[SUPPLIED RECORDS]:

_ _ _ _ _

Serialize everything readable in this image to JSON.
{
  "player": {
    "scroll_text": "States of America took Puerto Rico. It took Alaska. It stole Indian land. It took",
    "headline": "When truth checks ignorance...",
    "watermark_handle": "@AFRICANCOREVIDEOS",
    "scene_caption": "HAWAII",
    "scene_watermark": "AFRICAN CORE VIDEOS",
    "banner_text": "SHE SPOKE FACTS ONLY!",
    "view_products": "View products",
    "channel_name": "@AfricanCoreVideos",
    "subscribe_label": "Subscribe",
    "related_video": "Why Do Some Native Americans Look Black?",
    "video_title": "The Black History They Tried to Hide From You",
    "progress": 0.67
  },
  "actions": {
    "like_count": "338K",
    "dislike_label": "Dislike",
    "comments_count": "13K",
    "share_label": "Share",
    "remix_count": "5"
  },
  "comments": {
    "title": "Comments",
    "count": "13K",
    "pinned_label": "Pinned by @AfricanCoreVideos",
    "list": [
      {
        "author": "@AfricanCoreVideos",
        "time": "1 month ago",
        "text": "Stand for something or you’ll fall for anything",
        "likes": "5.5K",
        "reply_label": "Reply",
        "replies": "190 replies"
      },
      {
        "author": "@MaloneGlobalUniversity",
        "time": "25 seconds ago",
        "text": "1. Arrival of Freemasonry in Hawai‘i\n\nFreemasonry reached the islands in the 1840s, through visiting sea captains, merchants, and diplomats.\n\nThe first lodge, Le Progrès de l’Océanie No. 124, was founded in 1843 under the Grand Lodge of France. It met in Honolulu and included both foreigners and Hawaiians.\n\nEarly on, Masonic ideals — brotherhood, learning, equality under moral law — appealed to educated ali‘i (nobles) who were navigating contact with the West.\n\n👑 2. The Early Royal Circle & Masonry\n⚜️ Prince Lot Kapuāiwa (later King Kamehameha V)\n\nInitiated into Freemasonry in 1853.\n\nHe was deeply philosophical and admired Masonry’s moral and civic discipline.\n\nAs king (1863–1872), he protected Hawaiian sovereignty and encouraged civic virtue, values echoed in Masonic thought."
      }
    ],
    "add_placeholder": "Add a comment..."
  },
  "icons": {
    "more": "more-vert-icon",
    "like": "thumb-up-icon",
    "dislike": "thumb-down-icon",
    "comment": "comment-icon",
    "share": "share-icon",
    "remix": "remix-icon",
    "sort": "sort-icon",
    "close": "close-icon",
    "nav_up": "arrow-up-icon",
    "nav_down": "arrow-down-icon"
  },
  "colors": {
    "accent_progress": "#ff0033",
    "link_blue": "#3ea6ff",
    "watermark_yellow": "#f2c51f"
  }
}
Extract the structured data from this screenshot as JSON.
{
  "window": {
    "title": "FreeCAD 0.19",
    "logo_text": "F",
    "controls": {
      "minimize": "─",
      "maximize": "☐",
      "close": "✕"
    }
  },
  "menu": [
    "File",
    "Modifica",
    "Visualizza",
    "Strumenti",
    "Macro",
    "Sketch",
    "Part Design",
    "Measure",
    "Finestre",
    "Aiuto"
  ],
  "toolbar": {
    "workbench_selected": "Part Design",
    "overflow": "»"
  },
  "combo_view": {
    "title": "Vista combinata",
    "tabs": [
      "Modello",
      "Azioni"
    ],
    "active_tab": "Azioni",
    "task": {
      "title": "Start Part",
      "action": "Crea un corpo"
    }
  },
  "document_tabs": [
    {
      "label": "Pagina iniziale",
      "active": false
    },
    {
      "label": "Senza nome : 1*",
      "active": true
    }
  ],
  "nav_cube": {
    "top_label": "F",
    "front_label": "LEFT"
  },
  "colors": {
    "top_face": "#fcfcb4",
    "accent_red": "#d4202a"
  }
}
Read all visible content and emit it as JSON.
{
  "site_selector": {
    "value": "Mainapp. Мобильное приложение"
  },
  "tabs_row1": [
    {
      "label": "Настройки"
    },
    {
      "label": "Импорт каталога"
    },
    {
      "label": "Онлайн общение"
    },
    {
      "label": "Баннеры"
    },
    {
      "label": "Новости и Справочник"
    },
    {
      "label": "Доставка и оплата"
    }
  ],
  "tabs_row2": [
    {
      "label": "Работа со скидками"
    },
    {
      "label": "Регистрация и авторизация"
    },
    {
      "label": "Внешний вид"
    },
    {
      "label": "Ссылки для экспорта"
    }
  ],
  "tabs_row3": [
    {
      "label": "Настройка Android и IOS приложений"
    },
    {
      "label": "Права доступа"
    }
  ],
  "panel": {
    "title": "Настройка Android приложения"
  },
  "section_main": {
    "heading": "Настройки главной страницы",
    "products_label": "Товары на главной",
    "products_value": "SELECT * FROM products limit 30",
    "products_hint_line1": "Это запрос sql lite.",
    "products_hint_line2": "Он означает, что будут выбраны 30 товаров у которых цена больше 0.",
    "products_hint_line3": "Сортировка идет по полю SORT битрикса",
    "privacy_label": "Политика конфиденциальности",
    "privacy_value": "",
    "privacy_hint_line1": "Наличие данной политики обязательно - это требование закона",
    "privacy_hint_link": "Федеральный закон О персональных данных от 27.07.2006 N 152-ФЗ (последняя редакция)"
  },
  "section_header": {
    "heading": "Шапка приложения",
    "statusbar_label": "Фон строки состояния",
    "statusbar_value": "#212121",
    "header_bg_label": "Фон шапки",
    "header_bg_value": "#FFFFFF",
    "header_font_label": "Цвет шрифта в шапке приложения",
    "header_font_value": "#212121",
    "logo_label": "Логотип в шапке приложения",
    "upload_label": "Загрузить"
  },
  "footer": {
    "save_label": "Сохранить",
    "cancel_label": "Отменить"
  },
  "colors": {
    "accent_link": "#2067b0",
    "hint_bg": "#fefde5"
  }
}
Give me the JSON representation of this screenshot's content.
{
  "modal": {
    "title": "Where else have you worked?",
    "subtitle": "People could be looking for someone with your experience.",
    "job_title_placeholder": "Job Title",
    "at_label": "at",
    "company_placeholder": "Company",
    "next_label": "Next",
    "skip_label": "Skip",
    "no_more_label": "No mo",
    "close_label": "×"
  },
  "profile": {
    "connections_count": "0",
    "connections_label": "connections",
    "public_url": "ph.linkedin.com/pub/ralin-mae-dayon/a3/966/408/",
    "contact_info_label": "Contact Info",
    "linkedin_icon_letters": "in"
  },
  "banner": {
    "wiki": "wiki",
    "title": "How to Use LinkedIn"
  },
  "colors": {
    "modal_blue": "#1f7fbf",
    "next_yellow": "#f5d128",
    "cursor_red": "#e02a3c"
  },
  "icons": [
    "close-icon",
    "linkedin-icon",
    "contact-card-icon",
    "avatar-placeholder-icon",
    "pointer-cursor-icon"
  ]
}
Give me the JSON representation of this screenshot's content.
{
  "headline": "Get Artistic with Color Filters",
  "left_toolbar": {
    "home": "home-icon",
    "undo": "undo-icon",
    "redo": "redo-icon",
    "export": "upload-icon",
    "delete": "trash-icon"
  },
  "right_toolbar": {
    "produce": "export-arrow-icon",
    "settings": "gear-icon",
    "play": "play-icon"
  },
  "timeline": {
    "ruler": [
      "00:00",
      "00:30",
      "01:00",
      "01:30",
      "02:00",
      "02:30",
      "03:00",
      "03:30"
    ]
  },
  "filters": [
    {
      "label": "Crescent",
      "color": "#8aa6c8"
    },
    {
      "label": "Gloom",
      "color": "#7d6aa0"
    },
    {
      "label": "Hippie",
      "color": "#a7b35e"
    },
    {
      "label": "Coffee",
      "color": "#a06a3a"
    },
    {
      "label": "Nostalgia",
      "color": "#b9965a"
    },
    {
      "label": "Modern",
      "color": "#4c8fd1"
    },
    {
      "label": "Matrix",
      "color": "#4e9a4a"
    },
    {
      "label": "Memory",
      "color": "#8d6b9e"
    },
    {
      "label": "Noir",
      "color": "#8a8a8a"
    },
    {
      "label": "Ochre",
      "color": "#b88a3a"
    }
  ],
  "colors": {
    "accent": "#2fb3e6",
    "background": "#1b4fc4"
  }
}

_ _ _ _ _

[TO BE DONE]: Copy each line above where the string "thumb" occurs.

[PROBLEM SOLUTION]:
    "like": "thumb-up-icon",
    "dislike": "thumb-down-icon",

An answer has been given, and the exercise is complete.